*Objective:*
Reproduce each line exactly.

*Dataset extract:*
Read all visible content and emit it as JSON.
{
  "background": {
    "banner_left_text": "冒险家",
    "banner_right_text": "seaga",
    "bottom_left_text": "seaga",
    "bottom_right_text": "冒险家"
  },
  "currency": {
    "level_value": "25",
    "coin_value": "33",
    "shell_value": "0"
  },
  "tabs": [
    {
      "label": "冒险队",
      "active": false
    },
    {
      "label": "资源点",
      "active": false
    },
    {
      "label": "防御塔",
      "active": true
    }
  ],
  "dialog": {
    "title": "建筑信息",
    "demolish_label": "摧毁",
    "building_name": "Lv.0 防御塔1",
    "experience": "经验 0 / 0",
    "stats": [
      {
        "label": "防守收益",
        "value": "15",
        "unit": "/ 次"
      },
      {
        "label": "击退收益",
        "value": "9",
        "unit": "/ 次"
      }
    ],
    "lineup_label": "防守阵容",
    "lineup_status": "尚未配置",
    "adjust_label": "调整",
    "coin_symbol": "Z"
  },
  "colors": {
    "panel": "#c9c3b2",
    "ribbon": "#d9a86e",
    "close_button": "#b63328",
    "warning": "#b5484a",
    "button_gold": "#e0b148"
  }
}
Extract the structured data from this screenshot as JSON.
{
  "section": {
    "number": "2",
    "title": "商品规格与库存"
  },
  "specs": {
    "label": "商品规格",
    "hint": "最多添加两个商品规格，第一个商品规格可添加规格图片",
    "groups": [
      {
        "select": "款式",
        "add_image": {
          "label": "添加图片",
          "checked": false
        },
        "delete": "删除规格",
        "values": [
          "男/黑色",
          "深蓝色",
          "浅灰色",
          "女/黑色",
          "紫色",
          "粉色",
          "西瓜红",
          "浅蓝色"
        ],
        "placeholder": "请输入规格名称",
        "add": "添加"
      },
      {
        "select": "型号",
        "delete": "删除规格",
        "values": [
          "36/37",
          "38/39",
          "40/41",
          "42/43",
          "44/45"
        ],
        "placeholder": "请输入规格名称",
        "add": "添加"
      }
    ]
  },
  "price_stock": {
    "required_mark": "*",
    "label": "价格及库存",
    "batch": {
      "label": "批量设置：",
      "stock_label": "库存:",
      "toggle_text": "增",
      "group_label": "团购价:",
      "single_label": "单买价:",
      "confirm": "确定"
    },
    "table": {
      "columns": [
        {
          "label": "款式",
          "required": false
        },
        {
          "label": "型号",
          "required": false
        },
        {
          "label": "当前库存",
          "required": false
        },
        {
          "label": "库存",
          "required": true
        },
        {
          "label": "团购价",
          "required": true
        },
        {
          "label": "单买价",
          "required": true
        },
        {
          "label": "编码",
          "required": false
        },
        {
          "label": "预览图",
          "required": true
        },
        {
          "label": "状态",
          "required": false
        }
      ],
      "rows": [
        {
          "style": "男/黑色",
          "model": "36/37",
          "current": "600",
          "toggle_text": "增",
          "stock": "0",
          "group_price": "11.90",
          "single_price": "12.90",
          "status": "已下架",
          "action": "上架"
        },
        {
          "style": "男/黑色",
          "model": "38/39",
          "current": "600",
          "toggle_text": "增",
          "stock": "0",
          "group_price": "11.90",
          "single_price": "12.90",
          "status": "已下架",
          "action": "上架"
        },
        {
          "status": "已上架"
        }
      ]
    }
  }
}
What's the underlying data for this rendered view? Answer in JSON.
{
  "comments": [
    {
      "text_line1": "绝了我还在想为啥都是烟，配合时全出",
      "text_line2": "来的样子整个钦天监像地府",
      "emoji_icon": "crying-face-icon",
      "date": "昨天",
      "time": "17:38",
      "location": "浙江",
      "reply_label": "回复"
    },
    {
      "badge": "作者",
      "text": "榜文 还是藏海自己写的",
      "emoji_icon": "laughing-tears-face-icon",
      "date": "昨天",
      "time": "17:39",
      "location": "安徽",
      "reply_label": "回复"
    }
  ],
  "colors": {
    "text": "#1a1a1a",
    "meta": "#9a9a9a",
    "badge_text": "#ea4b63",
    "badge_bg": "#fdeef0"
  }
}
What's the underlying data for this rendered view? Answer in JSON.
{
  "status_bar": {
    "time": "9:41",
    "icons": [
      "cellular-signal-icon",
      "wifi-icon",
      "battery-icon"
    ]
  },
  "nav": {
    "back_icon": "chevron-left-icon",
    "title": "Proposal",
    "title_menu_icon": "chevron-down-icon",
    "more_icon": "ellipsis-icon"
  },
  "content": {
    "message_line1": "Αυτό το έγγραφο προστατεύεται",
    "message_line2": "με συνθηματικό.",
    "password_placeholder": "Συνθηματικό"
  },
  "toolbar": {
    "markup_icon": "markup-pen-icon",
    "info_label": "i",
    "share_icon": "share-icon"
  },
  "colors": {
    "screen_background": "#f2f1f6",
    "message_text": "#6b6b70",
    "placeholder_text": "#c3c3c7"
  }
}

*The answer:*
Read all visible content and emit it as JSON.
{
  "background": {
    "banner_left_text": "冒险家",
    "banner_right_text": "seaga",
    "bottom_left_text": "seaga",
    "bottom_right_text": "冒险家"
  },
  "currency": {
    "level_value": "25",
    "coin_value": "33",
    "shell_value": "0"
  },
  "tabs": [
    {
      "label": "冒险队",
      "active": false
    },
    {
      "label": "资源点",
      "active": false
    },
    {
      "label": "防御塔",
      "active": true
    }
  ],
  "dialog": {
    "title": "建筑信息",
    "demolish_label": "摧毁",
    "building_name": "Lv.0 防御塔1",
    "experience": "经验 0 / 0",
    "stats": [
      {
        "label": "防守收益",
        "value": "15",
        "unit": "/ 次"
      },
      {
        "label": "击退收益",
        "value": "9",
        "unit": "/ 次"
      }
    ],
    "lineup_label": "防守阵容",
    "lineup_status": "尚未配置",
    "adjust_label": "调整",
    "coin_symbol": "Z"
  },
  "colors": {
    "panel": "#c9c3b2",
    "ribbon": "#d9a86e",
    "close_button": "#b63328",
    "warning": "#b5484a",
    "button_gold": "#e0b148"
  }
}
Extract the structured data from this screenshot as JSON.
{
  "section": {
    "number": "2",
    "title": "商品规格与库存"
  },
  "specs": {
    "label": "商品规格",
    "hint": "最多添加两个商品规格，第一个商品规格可添加规格图片",
    "groups": [
      {
        "select": "款式",
        "add_image": {
          "label": "添加图片",
          "checked": false
        },
        "delete": "删除规格",
        "values": [
          "男/黑色",
          "深蓝色",
          "浅灰色",
          "女/黑色",
          "紫色",
          "粉色",
          "西瓜红",
          "浅蓝色"
        ],
        "placeholder": "请输入规格名称",
        "add": "添加"
      },
      {
        "select": "型号",
        "delete": "删除规格",
        "values": [
          "36/37",
          "38/39",
          "40/41",
          "42/43",
          "44/45"
        ],
        "placeholder": "请输入规格名称",
        "add": "添加"
      }
    ]
  },
  "price_stock": {
    "required_mark": "*",
    "label": "价格及库存",
    "batch": {
      "label": "批量设置：",
      "stock_label": "库存:",
      "toggle_text": "增",
      "group_label": "团购价:",
      "single_label": "单买价:",
      "confirm": "确定"
    },
    "table": {
      "columns": [
        {
          "label": "款式",
          "required": false
        },
        {
          "label": "型号",
          "required": false
        },
        {
          "label": "当前库存",
          "required": false
        },
        {
          "label": "库存",
          "required": true
        },
        {
          "label": "团购价",
          "required": true
        },
        {
          "label": "单买价",
          "required": true
        },
        {
          "label": "编码",
          "required": false
        },
        {
          "label": "预览图",
          "required": true
        },
        {
          "label": "状态",
          "required": false
        }
      ],
      "rows": [
        {
          "style": "男/黑色",
          "model": "36/37",
          "current": "600",
          "toggle_text": "增",
          "stock": "0",
          "group_price": "11.90",
          "single_price": "12.90",
          "status": "已下架",
          "action": "上架"
        },
        {
          "style": "男/黑色",
          "model": "38/39",
          "current": "600",
          "toggle_text": "增",
          "stock": "0",
          "group_price": "11.90",
          "single_price": "12.90",
          "status": "已下架",
          "action": "上架"
        },
        {
          "status": "已上架"
        }
      ]
    }
  }
}
What's the underlying data for this rendered view? Answer in JSON.
{
  "comments": [
    {
      "text_line1": "绝了我还在想为啥都是烟，配合时全出",
      "text_line2": "来的样子整个钦天监像地府",
      "emoji_icon": "crying-face-icon",
      "date": "昨天",
      "time": "17:38",
      "location": "浙江",
      "reply_label": "回复"
    },
    {
      "badge": "作者",
      "text": "榜文 还是藏海自己写的",
      "emoji_icon": "laughing-tears-face-icon",
      "date": "昨天",
      "time": "17:39",
      "location": "安徽",
      "reply_label": "回复"
    }
  ],
  "colors": {
    "text": "#1a1a1a",
    "meta": "#9a9a9a",
    "badge_text": "#ea4b63",
    "badge_bg": "#fdeef0"
  }
}
What's the underlying data for this rendered view? Answer in JSON.
{
  "status_bar": {
    "time": "9:41",
    "icons": [
      "cellular-signal-icon",
      "wifi-icon",
      "battery-icon"
    ]
  },
  "nav": {
    "back_icon": "chevron-left-icon",
    "title": "Proposal",
    "title_menu_icon": "chevron-down-icon",
    "more_icon": "ellipsis-icon"
  },
  "content": {
    "message_line1": "Αυτό το έγγραφο προστατεύεται",
    "message_line2": "με συνθηματικό.",
    "password_placeholder": "Συνθηματικό"
  },
  "toolbar": {
    "markup_icon": "markup-pen-icon",
    "info_label": "i",
    "share_icon": "share-icon"
  },
  "colors": {
    "screen_background": "#f2f1f6",
    "message_text": "#6b6b70",
    "placeholder_text": "#c3c3c7"
  }
}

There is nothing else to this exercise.